Aim: Copy the records that follow exactly as written, but not their pictures.

Data entries
■ ■ ■

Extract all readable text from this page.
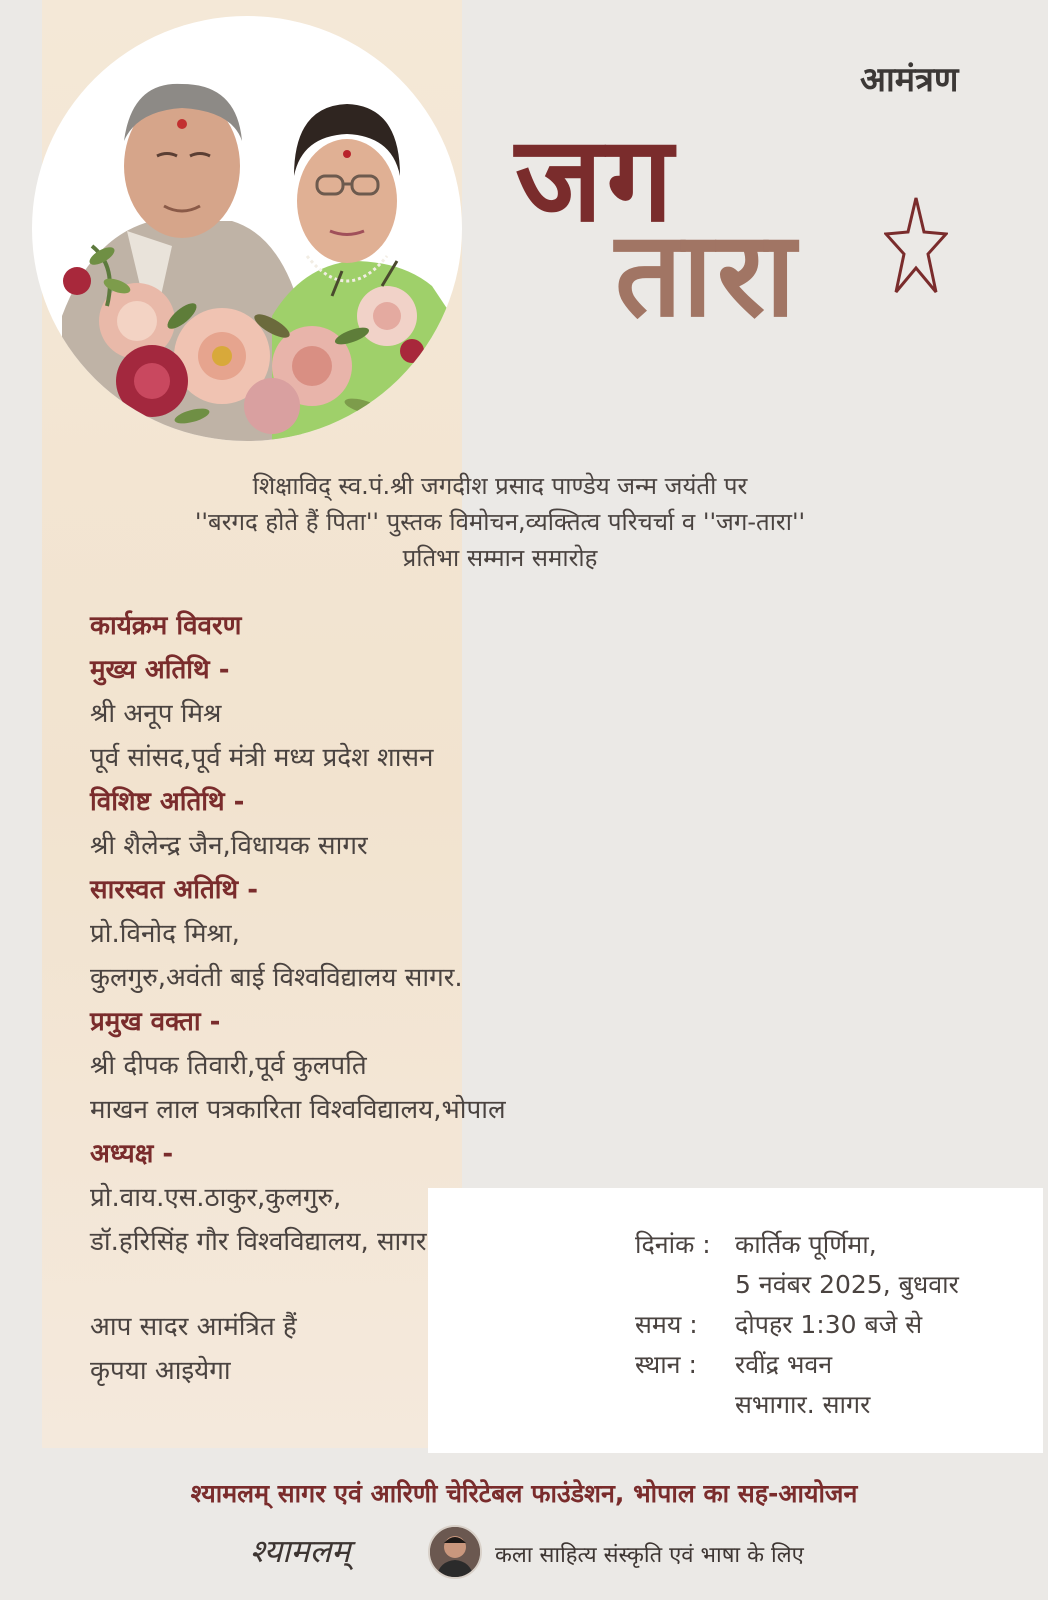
आमंत्रण
जग
तारा
शिक्षाविद् स्व.पं.श्री जगदीश प्रसाद पाण्डेय जन्म जयंती पर
''बरगद होते हैं पिता'' पुस्तक विमोचन,व्यक्तित्व परिचर्चा व ''जग-तारा''
प्रतिभा सम्मान समारोह
कार्यक्रम विवरण
मुख्य अतिथि -
श्री अनूप मिश्र
पूर्व सांसद,पूर्व मंत्री मध्य प्रदेश शासन
विशिष्ट अतिथि -
श्री शैलेन्द्र जैन,विधायक सागर
सारस्वत अतिथि -
प्रो.विनोद मिश्रा,
कुलगुरु,अवंती बाई विश्वविद्यालय सागर.
प्रमुख वक्ता -
श्री दीपक तिवारी,पूर्व कुलपति
माखन लाल पत्रकारिता विश्वविद्यालय,भोपाल
अध्यक्ष -
प्रो.वाय.एस.ठाकुर,कुलगुरु,
डॉ.हरिसिंह गौर विश्वविद्यालय, सागर
आप सादर आमंत्रित हैं
कृपया आइयेगा
दिनांक : कार्तिक पूर्णिमा,
5 नवंबर 2025, बुधवार
समय : दोपहर 1:30 बजे से
स्थान : रवींद्र भवन
सभागार. सागर
श्यामलम् सागर एवं आरिणी चेरिटेबल फाउंडेशन, भोपाल का सह-आयोजन
श्यामलम्	कला साहित्य संस्कृति एवं भाषा के लिए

■ ■ ■

Exercise output:
Extract all readable text from this page.
आमंत्रण
जग
तारा
शिक्षाविद् स्व.पं.श्री जगदीश प्रसाद पाण्डेय जन्म जयंती पर
''बरगद होते हैं पिता'' पुस्तक विमोचन,व्यक्तित्व परिचर्चा व ''जग-तारा''
प्रतिभा सम्मान समारोह
कार्यक्रम विवरण
मुख्य अतिथि -
श्री अनूप मिश्र
पूर्व सांसद,पूर्व मंत्री मध्य प्रदेश शासन
विशिष्ट अतिथि -
श्री शैलेन्द्र जैन,विधायक सागर
सारस्वत अतिथि -
प्रो.विनोद मिश्रा,
कुलगुरु,अवंती बाई विश्वविद्यालय सागर.
प्रमुख वक्ता -
श्री दीपक तिवारी,पूर्व कुलपति
माखन लाल पत्रकारिता विश्वविद्यालय,भोपाल
अध्यक्ष -
प्रो.वाय.एस.ठाकुर,कुलगुरु,
डॉ.हरिसिंह गौर विश्वविद्यालय, सागर
आप सादर आमंत्रित हैं
कृपया आइयेगा
दिनांक : कार्तिक पूर्णिमा,
5 नवंबर 2025, बुधवार
समय : दोपहर 1:30 बजे से
स्थान : रवींद्र भवन
सभागार. सागर
श्यामलम् सागर एवं आरिणी चेरिटेबल फाउंडेशन, भोपाल का सह-आयोजन
श्यामलम्	कला साहित्य संस्कृति एवं भाषा के लिए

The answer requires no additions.